# What you need to do
Copy every line in which the string "Output" occurs.

[Data excerpts]
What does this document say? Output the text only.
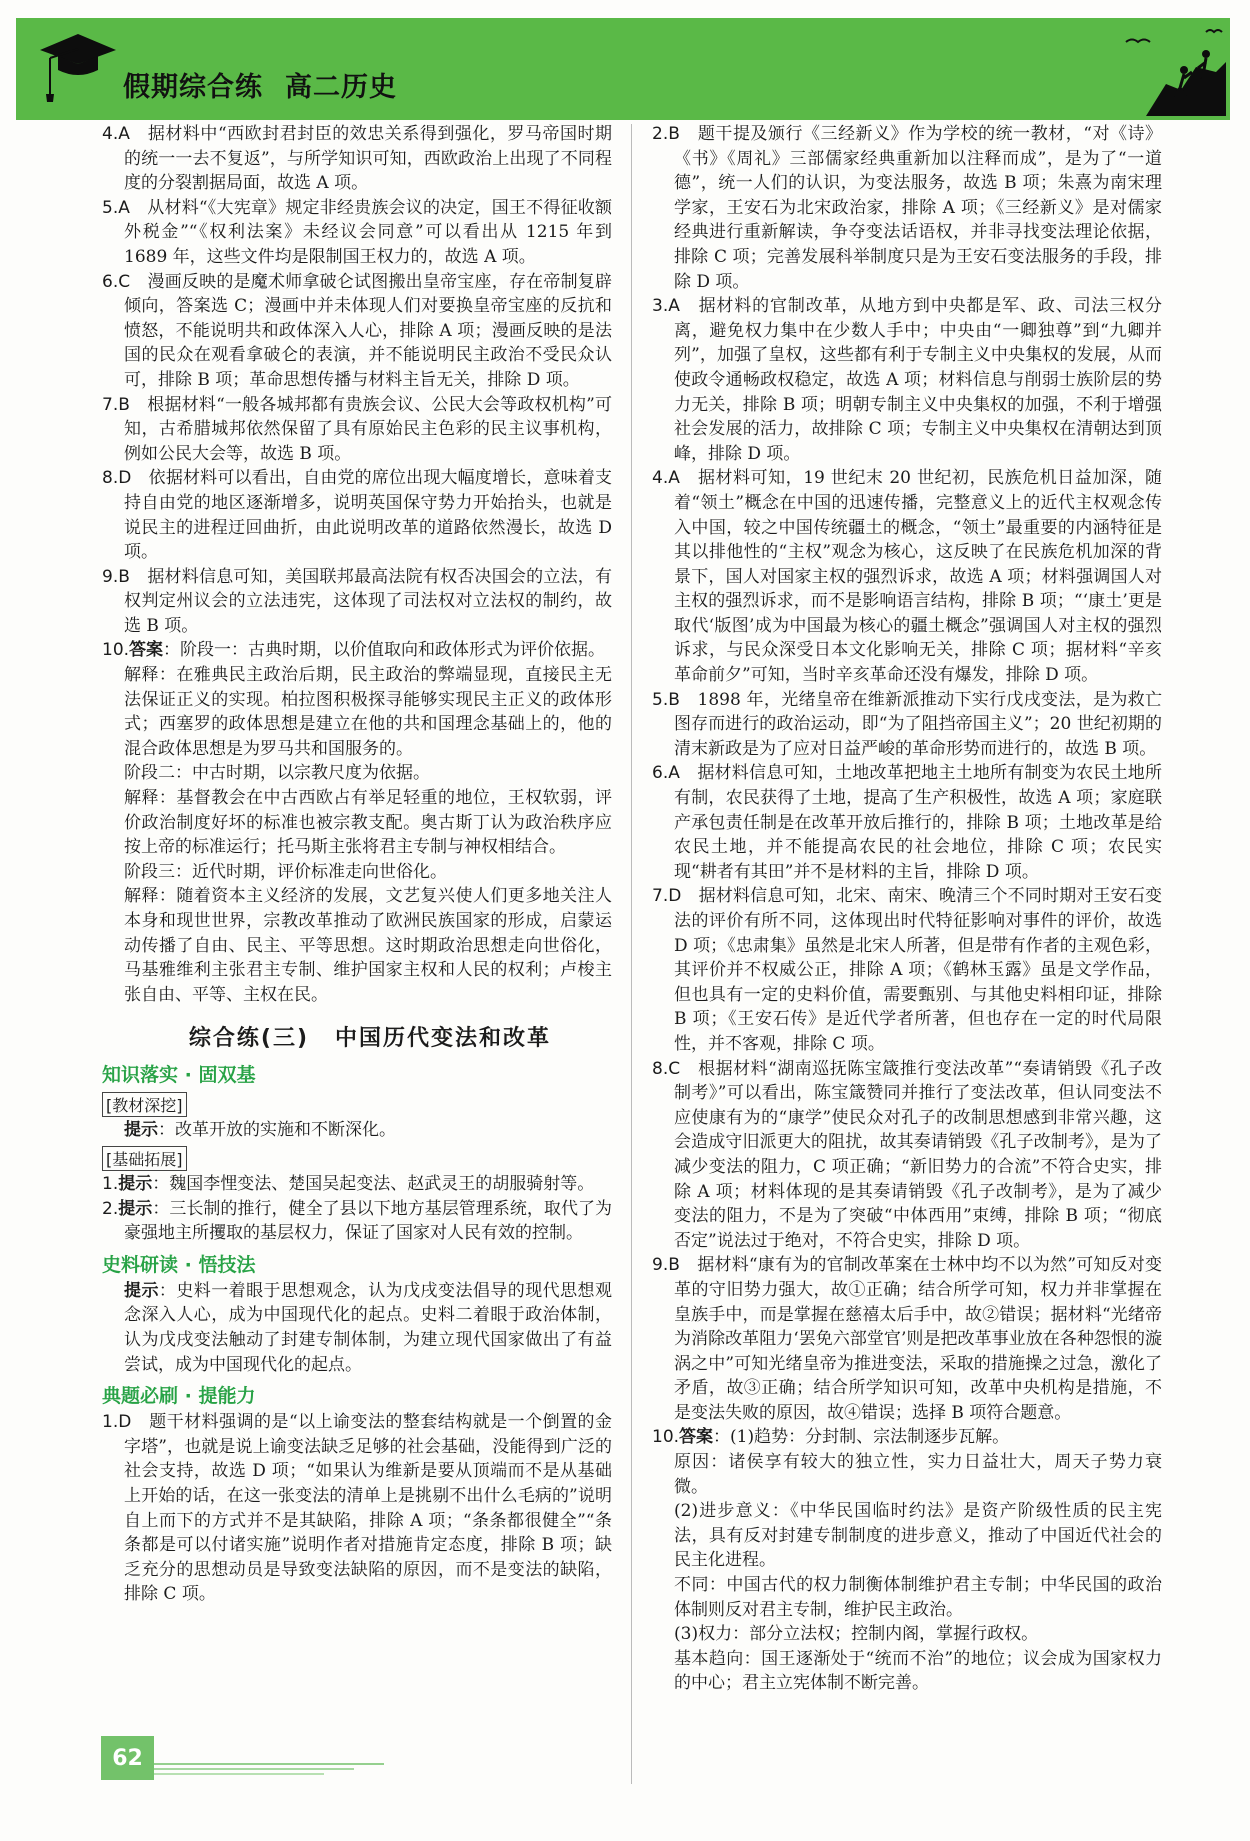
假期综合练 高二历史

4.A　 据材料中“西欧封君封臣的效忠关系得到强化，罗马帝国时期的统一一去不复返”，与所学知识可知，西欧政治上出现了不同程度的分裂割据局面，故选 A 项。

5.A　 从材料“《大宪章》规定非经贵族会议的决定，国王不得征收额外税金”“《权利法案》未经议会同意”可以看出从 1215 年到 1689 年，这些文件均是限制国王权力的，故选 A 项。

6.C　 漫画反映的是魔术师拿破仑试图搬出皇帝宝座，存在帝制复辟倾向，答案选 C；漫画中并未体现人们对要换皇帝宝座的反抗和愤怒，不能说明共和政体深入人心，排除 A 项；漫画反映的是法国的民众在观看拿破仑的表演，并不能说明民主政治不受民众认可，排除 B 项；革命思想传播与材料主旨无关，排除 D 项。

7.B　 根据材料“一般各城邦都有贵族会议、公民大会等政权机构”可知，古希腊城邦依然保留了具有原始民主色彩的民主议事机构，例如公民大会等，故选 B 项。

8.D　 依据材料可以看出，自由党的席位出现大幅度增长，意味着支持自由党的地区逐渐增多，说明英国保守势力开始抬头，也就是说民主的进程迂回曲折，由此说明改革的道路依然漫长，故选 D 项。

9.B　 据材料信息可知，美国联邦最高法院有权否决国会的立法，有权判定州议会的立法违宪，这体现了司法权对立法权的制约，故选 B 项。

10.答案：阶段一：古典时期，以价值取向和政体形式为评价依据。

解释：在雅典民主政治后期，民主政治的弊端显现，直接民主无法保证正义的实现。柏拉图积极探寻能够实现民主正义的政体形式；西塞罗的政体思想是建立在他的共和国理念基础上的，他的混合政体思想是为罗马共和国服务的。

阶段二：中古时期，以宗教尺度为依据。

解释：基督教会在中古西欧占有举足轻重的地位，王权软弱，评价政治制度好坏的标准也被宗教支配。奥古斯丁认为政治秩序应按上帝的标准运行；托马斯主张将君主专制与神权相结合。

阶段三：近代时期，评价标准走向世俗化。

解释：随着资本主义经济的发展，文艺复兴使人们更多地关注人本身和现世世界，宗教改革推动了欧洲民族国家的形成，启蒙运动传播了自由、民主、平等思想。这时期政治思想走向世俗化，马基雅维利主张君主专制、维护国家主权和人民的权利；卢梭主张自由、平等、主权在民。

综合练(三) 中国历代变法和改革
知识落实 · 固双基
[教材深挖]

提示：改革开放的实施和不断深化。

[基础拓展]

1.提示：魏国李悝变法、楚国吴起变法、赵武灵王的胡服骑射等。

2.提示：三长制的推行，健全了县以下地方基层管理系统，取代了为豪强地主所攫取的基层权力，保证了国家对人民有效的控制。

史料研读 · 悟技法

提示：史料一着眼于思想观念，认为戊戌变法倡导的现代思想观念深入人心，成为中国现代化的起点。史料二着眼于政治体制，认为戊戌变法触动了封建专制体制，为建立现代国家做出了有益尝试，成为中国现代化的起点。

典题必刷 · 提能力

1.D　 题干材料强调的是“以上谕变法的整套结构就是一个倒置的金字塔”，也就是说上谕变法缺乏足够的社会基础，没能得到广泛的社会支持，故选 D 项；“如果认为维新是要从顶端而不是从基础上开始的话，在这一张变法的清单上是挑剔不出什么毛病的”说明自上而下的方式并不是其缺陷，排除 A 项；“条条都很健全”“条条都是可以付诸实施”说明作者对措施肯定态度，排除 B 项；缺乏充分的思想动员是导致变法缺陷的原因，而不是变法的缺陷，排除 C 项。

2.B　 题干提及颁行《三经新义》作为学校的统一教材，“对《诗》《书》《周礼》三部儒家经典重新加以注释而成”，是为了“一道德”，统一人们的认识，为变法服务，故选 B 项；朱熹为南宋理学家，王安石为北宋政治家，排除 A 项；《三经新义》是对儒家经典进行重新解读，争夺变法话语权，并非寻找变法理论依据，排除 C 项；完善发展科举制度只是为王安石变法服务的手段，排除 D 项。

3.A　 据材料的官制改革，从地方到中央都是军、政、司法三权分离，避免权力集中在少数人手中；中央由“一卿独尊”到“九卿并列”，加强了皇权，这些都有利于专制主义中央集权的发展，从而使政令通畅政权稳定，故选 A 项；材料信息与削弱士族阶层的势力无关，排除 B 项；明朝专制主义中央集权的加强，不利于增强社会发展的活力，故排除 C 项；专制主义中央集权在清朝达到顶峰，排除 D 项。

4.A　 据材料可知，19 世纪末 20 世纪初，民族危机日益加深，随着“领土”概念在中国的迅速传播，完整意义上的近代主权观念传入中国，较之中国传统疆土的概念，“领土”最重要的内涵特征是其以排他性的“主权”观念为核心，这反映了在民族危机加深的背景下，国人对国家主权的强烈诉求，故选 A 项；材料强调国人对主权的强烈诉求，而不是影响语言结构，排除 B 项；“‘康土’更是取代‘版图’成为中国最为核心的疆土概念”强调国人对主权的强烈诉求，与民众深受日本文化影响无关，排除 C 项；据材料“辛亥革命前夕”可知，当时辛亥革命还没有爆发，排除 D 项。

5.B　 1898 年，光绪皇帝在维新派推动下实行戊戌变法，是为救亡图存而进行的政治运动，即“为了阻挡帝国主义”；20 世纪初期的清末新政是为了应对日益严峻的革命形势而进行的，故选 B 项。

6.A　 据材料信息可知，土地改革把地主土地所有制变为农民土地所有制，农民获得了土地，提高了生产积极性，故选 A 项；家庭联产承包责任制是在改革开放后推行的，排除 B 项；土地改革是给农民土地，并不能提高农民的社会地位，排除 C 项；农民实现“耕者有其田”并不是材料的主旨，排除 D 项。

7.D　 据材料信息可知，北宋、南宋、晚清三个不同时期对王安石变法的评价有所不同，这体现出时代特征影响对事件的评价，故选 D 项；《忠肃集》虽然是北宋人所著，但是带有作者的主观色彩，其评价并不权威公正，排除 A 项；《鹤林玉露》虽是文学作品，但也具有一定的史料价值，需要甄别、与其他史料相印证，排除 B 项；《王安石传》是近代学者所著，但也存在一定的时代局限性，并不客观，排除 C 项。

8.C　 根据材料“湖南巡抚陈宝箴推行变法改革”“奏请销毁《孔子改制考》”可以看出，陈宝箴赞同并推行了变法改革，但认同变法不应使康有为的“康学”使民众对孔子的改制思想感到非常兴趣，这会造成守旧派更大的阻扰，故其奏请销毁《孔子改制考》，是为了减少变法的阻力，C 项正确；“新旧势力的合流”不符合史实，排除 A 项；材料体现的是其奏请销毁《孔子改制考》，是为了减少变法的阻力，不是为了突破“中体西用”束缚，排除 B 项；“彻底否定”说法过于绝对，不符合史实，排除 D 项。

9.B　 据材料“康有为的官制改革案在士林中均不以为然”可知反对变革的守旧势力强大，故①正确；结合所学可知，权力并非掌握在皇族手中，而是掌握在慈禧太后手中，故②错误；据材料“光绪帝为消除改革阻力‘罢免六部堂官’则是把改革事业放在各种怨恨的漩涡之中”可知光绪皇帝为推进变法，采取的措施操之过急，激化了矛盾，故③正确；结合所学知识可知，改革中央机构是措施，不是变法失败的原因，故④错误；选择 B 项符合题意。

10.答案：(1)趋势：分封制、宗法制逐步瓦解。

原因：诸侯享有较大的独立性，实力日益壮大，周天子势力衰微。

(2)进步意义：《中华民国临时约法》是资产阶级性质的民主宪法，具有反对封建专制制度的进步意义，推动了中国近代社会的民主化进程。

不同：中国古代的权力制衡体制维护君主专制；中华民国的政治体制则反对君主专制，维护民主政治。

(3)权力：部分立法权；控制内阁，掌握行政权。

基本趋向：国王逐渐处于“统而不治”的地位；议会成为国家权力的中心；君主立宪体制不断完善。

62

...

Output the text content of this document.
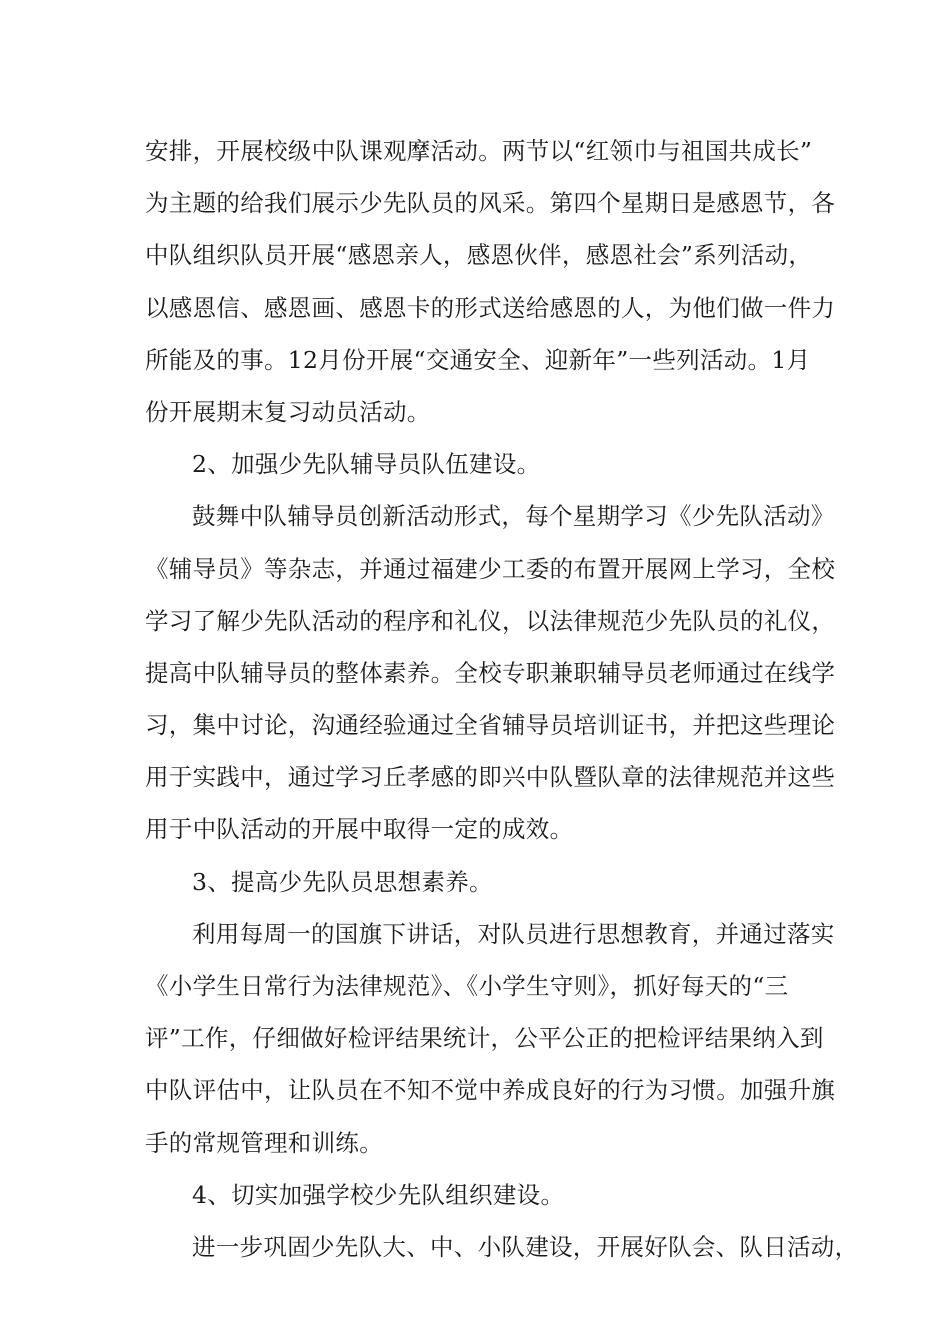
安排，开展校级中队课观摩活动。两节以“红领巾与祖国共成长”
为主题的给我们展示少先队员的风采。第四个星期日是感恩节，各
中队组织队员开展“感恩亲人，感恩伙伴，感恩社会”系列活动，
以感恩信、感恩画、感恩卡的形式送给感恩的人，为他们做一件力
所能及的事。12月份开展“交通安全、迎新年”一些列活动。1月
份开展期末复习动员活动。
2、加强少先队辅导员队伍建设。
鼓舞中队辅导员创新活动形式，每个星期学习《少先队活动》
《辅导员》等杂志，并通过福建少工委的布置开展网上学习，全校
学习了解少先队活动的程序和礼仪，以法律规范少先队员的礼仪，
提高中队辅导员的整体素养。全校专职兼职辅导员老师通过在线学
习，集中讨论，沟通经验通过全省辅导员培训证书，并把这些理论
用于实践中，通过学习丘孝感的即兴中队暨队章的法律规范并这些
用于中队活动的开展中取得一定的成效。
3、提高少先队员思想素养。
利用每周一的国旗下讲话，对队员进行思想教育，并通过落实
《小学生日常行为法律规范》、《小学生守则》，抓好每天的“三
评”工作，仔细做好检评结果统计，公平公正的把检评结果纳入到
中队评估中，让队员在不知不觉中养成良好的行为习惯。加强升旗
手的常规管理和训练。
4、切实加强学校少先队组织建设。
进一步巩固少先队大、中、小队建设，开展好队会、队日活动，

# Answer below
What does this document say? Output the text only.
Output the text content of this document.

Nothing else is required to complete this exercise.